#### [Objective]
Lay out the material starting at the line containing "Patent image size: (931, 982)." and ending at the line containing "The guard film 6A is at (795, 436)." as a two-column CSV with the headers input and output. Give one row for each text and its answer, with each value in a single quoted field and line breaks replaced by spaces.

#### [Supplied data]
[Begin]
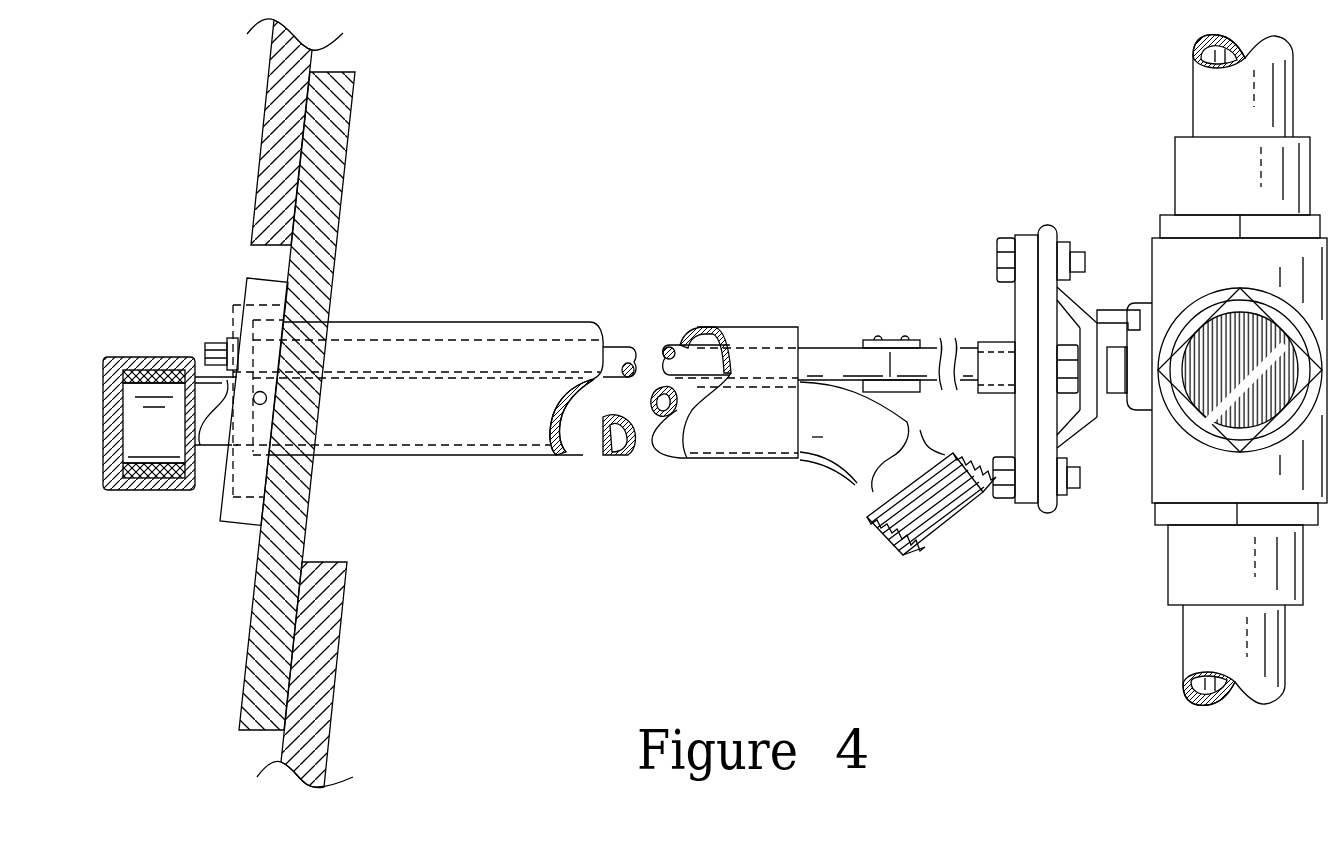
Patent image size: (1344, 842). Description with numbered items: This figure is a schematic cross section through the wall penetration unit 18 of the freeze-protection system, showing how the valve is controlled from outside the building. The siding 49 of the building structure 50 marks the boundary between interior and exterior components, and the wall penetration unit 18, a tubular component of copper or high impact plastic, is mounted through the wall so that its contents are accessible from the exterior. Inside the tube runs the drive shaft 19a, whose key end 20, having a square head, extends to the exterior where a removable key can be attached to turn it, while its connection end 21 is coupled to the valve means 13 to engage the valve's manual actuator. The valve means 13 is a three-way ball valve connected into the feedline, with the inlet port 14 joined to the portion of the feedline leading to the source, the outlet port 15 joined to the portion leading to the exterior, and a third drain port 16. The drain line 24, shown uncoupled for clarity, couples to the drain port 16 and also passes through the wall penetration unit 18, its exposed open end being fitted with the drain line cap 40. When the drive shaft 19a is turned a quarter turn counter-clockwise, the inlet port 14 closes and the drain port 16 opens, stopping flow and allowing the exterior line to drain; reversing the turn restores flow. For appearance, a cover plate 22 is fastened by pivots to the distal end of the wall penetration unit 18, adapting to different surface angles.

The valve means 13 is at (1157, 480).
The inlet port 14 is at (1188, 173).
The outlet port 15 is at (1187, 553).
The drain port 16 is at (1213, 413).
The wall penetration unit 18 is at (488, 320).
The drive shaft 19a is at (837, 348).
The key end 20 is at (217, 340).
The connection end 21 is at (985, 342).
The cover plate 22 is at (230, 527).
The drain line 24 is at (843, 455).
The drain line cap 40 is at (147, 360).
The siding 49 is at (338, 168).
The building structure 50 is at (587, 579).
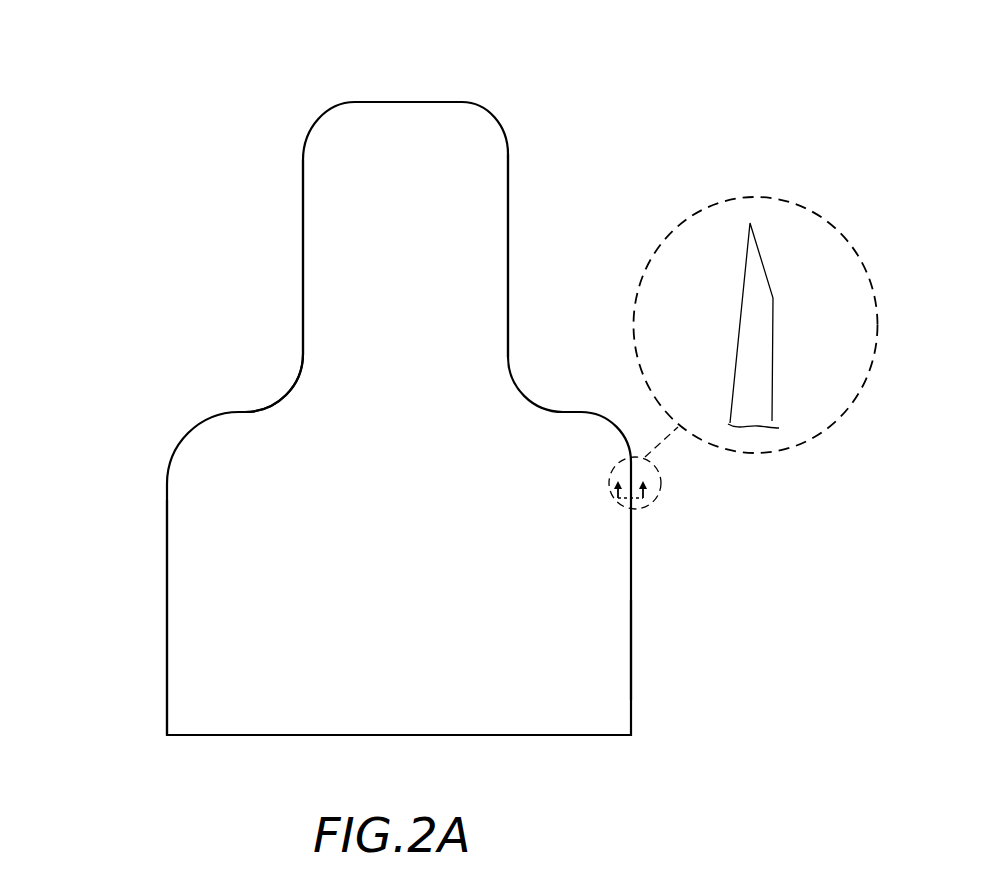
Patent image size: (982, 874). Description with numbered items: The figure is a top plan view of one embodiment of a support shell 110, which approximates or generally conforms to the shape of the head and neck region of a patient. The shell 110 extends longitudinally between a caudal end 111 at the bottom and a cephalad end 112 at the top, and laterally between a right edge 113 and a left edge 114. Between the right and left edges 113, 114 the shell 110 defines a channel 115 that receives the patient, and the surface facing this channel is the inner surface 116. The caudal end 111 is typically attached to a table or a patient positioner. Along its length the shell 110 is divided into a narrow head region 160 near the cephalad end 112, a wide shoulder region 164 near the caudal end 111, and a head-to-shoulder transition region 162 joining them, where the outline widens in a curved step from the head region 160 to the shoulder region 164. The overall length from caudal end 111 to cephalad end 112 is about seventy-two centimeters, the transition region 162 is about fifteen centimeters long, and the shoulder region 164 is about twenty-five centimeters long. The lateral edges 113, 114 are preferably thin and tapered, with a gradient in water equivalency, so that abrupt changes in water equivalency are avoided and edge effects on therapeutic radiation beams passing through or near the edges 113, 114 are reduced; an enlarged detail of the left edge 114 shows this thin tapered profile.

The support shell 110 is at (572, 71).
The caudal end 111 is at (475, 735).
The cephalad end 112 is at (391, 102).
The right edge 113 is at (165, 622).
The left edge 114 is at (632, 520).
The channel 115 is at (333, 312).
The inner surface 116 is at (478, 283).
The head region 160 is at (357, 227).
The head-to-shoulder transition region 162 is at (295, 443).
The shoulder region 164 is at (203, 545).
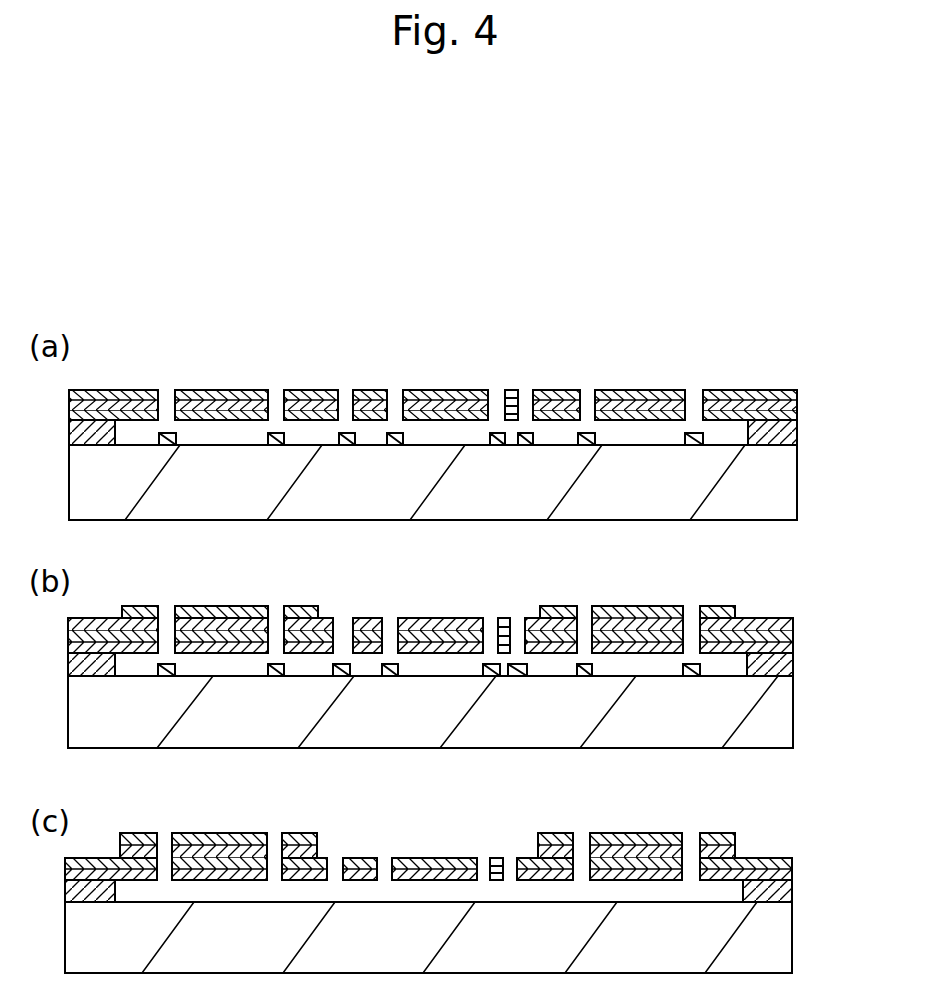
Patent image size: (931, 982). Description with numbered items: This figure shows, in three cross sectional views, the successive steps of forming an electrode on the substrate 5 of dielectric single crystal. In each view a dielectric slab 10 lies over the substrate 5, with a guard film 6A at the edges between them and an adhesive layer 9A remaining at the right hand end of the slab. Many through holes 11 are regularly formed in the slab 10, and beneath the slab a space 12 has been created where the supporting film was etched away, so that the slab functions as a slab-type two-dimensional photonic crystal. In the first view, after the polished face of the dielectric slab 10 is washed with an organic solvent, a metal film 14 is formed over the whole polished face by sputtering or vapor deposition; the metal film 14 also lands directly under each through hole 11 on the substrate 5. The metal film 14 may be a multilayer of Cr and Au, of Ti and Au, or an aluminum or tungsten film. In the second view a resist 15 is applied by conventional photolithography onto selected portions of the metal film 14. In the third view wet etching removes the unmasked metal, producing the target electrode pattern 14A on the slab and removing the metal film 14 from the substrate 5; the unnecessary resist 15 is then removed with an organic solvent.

The substrate 5 is at (787, 508).
The guard film 6A is at (795, 436).
The adhesive layer 9A is at (797, 421).
The dielectric slab 10 is at (655, 408).
The through hole 11 is at (270, 412).
The space 12 is at (510, 396).
The metal film 14 is at (120, 398).
The resist 15 is at (125, 606).
The electrode pattern 14A is at (215, 850).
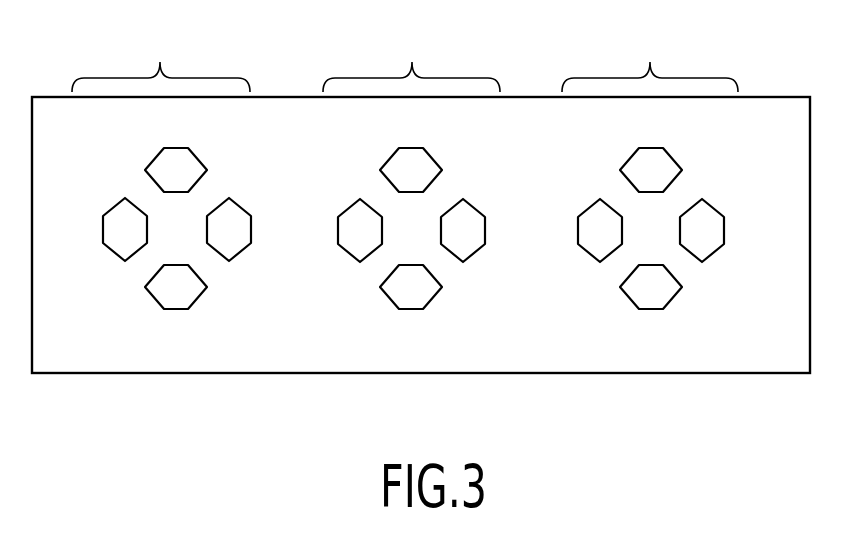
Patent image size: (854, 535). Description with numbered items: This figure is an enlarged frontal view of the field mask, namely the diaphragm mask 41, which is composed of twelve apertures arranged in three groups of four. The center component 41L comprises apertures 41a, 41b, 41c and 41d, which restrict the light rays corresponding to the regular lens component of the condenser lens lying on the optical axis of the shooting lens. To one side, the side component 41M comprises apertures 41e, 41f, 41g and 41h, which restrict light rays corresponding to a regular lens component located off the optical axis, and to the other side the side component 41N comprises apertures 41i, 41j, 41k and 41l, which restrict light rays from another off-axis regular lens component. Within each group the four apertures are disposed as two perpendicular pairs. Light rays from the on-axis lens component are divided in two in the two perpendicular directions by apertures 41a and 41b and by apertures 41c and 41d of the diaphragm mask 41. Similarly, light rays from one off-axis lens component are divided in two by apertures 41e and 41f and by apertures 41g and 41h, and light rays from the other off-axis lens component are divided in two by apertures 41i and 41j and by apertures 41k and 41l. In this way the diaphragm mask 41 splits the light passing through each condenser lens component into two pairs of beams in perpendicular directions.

The diaphragm mask 41 is at (638, 373).
The side component 41M is at (161, 60).
The center component 41L is at (411, 60).
The side component 41N is at (650, 60).
The aperture 41a is at (338, 237).
The aperture 41b is at (486, 195).
The aperture 41c is at (384, 166).
The aperture 41d is at (386, 297).
The aperture 41e is at (104, 237).
The aperture 41f is at (252, 195).
The aperture 41g is at (148, 166).
The aperture 41h is at (150, 296).
The aperture 41i is at (578, 237).
The aperture 41j is at (722, 195).
The aperture 41k is at (625, 166).
The aperture 41l is at (627, 297).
[End]
#### [Solution]
input,output
"Patent image size: (931, 982). Description with numbered items: This figure shows, in three cross sectional views, the successive steps of forming an electrode on the substrate 5 of dielectric single crystal. In each view a dielectric slab 10 lies over the substrate 5, with a guard film 6A at the edges between them and an adhesive layer 9A remaining at the right hand end of the slab. Many through holes 11 are regularly formed in the slab 10, and beneath the slab a space 12 has been created where the supporting film was etched away, so that the slab functions as a slab-type two-dimensional photonic crystal. In the first view, after the polished face of the dielectric slab 10 is washed with an organic solvent, a metal film 14 is formed over the whole polished face by sputtering or vapor deposition; the metal film 14 also lands directly under each through hole 11 on the substrate 5. The metal film 14 may be a multilayer of Cr and Au, of Ti and Au, or an aluminum or tungsten film. In the second view a resist 15 is applied by conventional photolithography onto selected portions of the metal film 14. In the third view wet etching removes the unmasked metal, producing the target electrode pattern 14A on the slab and removing the metal film 14 from the substrate 5; the unnecessary resist 15 is then removed with an organic solvent.","The substrate 5 is at (787, 508). The guard film 6A is at (795, 436)."